- [TASK PROMPT] Pull out every line of the listing below where "shadowing" appears.

─── AVAILABLE DATA

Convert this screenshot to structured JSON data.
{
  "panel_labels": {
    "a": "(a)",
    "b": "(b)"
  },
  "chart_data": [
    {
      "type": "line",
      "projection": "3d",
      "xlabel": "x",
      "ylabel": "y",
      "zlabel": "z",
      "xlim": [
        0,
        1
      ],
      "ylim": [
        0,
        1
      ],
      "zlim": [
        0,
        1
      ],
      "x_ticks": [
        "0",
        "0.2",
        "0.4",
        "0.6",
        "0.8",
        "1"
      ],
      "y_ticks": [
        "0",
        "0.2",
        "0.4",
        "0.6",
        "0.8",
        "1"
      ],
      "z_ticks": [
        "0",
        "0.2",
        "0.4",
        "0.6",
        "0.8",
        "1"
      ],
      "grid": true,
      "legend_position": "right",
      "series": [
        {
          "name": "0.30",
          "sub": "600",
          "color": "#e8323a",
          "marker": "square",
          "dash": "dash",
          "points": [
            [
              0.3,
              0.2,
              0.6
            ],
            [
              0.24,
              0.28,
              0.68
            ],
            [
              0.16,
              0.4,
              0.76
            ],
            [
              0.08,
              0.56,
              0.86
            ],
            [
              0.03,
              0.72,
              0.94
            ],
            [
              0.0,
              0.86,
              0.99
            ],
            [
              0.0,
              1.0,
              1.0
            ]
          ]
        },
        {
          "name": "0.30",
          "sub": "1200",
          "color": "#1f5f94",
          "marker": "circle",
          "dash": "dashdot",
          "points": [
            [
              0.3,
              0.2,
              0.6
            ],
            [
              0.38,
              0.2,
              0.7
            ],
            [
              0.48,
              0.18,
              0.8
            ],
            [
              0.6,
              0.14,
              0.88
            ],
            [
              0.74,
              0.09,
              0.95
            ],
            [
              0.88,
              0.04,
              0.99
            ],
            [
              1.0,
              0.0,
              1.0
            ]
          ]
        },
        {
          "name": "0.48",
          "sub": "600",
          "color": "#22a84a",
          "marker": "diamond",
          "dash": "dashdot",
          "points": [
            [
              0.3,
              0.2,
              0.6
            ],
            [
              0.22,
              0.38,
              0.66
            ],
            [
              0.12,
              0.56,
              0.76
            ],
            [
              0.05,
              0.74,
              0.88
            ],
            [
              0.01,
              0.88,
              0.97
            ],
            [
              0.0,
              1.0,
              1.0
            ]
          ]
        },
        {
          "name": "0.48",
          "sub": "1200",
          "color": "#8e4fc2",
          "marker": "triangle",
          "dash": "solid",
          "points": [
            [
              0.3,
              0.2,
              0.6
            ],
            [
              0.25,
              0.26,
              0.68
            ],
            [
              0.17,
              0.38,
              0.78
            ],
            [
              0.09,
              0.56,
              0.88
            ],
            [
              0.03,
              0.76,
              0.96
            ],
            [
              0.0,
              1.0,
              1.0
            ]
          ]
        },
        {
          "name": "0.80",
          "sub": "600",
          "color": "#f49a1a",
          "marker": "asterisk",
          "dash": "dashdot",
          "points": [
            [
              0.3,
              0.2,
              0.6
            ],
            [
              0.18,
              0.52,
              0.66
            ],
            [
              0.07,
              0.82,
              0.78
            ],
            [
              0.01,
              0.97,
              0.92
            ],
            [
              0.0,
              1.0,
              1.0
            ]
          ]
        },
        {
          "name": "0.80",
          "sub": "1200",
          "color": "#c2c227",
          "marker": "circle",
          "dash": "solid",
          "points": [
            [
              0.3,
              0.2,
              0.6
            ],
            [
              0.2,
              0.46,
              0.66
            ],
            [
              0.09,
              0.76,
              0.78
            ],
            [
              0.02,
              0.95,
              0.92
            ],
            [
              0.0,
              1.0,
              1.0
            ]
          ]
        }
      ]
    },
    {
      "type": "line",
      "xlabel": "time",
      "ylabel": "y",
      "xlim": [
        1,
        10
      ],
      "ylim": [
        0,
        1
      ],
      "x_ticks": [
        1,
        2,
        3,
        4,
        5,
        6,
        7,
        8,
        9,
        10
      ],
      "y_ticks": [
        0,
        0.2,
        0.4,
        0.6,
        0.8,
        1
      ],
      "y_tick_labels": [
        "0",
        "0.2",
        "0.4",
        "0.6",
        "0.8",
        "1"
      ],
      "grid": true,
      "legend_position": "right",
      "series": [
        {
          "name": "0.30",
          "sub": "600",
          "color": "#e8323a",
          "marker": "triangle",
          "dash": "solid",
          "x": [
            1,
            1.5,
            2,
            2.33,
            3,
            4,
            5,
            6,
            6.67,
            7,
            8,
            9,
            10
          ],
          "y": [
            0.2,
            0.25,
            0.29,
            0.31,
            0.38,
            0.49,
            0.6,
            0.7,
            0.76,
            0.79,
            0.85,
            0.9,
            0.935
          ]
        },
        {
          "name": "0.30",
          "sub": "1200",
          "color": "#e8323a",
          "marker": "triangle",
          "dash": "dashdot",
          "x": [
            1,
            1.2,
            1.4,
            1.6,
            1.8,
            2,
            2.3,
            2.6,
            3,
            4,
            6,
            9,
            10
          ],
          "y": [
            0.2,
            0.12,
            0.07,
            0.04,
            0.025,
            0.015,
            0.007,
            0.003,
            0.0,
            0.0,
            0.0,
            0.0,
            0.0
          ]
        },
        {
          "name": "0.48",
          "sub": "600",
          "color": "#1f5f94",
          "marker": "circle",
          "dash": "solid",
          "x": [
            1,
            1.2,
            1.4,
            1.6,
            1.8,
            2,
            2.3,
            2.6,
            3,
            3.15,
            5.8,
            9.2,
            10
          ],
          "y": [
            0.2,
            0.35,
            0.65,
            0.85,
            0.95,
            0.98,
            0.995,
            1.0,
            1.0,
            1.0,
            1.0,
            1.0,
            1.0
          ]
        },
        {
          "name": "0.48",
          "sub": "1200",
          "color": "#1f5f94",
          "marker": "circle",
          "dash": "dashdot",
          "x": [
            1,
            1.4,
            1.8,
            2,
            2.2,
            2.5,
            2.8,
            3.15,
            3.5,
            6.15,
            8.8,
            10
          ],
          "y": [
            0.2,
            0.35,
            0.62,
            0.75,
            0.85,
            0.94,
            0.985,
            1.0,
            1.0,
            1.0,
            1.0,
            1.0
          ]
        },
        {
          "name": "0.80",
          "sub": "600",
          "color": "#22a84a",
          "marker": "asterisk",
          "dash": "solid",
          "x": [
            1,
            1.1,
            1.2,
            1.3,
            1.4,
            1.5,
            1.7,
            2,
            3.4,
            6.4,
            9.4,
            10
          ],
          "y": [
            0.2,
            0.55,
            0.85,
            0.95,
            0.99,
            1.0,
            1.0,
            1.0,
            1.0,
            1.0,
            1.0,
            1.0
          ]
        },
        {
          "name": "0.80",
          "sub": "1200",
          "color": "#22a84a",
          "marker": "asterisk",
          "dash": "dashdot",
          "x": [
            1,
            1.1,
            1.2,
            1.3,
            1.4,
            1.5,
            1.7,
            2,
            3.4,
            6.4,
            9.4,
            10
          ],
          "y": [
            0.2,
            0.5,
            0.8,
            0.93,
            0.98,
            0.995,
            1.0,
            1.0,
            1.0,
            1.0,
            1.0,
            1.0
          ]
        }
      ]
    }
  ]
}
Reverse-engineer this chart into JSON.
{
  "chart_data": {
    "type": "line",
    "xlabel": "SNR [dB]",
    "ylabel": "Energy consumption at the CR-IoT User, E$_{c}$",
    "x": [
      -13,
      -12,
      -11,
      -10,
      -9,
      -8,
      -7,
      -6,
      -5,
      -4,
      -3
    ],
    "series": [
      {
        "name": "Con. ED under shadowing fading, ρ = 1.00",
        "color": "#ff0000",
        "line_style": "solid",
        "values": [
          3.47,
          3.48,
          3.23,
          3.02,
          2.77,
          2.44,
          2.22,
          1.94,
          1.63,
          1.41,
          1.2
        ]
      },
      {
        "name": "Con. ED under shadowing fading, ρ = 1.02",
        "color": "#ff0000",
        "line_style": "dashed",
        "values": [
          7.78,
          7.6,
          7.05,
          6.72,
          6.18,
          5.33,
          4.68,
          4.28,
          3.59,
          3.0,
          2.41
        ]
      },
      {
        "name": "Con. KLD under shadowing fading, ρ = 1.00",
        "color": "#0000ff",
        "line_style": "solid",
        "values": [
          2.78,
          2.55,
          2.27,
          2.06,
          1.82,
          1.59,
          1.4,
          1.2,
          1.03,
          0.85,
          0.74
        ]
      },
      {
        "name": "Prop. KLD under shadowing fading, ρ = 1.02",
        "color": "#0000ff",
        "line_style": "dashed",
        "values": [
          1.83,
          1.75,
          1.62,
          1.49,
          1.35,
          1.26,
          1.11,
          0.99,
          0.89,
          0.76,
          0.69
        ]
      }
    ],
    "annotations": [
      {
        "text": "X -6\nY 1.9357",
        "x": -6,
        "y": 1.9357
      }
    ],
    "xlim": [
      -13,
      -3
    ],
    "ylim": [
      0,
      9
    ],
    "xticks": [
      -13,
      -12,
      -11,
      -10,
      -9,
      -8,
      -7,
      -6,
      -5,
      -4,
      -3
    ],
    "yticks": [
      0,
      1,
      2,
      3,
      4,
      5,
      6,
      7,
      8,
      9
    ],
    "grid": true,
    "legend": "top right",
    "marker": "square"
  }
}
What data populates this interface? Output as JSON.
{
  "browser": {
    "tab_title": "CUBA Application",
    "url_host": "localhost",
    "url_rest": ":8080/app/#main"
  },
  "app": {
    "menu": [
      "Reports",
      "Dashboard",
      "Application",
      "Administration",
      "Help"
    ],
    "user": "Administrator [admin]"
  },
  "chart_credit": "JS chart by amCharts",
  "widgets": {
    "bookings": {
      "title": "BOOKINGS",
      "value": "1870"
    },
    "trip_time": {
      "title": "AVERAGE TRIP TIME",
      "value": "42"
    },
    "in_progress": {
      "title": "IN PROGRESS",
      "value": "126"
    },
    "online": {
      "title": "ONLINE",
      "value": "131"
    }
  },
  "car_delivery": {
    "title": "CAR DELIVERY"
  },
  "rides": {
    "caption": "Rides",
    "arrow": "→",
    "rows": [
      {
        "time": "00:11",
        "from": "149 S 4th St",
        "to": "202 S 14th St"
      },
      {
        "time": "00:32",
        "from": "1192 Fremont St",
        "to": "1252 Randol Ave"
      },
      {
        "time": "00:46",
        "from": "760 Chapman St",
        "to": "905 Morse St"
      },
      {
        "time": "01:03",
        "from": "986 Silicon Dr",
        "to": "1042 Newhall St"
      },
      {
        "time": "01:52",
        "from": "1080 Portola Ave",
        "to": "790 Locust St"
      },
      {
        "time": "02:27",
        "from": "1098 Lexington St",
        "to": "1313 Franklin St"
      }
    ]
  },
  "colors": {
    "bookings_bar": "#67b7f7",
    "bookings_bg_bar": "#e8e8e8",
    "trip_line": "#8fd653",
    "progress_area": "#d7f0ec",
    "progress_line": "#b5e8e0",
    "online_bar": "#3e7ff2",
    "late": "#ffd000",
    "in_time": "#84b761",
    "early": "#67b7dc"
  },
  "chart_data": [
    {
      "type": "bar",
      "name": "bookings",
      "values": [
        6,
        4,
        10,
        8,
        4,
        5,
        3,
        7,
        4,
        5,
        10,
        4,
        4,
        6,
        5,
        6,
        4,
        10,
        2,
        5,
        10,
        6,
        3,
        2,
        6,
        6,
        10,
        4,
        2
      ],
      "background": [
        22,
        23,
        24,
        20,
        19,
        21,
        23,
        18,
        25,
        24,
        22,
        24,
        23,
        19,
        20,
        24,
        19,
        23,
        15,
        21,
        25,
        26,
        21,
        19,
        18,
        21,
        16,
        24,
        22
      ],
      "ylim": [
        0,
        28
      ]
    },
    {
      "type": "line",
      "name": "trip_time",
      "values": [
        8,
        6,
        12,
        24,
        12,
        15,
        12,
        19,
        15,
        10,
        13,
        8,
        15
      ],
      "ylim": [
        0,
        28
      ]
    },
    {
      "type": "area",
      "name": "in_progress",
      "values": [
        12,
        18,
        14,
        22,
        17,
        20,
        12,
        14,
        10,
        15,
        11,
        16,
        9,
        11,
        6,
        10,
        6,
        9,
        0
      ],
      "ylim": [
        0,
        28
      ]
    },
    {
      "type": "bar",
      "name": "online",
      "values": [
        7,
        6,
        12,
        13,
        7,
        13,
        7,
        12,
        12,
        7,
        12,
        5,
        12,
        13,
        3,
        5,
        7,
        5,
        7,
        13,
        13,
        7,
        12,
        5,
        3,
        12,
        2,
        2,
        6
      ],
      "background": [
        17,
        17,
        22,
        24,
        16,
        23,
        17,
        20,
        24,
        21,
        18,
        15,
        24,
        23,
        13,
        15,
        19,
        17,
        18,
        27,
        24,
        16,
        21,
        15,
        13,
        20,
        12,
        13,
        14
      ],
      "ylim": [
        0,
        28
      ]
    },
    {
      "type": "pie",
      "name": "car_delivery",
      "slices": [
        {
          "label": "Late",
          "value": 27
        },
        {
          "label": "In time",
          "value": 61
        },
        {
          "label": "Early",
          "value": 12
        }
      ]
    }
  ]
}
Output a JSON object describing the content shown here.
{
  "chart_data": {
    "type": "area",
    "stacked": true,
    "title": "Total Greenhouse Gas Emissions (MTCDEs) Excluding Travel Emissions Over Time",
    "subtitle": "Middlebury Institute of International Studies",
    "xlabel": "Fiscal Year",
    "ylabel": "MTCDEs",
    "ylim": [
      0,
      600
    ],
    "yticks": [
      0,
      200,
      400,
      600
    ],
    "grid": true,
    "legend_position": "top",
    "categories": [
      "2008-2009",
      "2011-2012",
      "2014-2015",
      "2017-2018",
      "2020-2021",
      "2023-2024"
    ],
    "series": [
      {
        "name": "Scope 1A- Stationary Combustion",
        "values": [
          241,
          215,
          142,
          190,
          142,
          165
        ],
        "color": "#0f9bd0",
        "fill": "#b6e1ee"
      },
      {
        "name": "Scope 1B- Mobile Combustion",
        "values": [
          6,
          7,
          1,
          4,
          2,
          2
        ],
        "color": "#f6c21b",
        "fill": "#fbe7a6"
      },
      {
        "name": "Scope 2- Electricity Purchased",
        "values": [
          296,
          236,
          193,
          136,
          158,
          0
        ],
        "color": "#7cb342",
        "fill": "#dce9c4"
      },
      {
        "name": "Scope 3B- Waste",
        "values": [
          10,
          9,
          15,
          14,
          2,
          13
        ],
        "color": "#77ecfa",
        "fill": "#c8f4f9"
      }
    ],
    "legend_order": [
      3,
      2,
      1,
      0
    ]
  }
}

──────

- [ANSWER FOR THIS EXERCISE]
        "name": "Con. ED under shadowing fading, ρ = 1.00",
        "name": "Con. ED under shadowing fading, ρ = 1.02",
        "name": "Con. KLD under shadowing fading, ρ = 1.00",
        "name": "Prop. KLD under shadowing fading, ρ = 1.02",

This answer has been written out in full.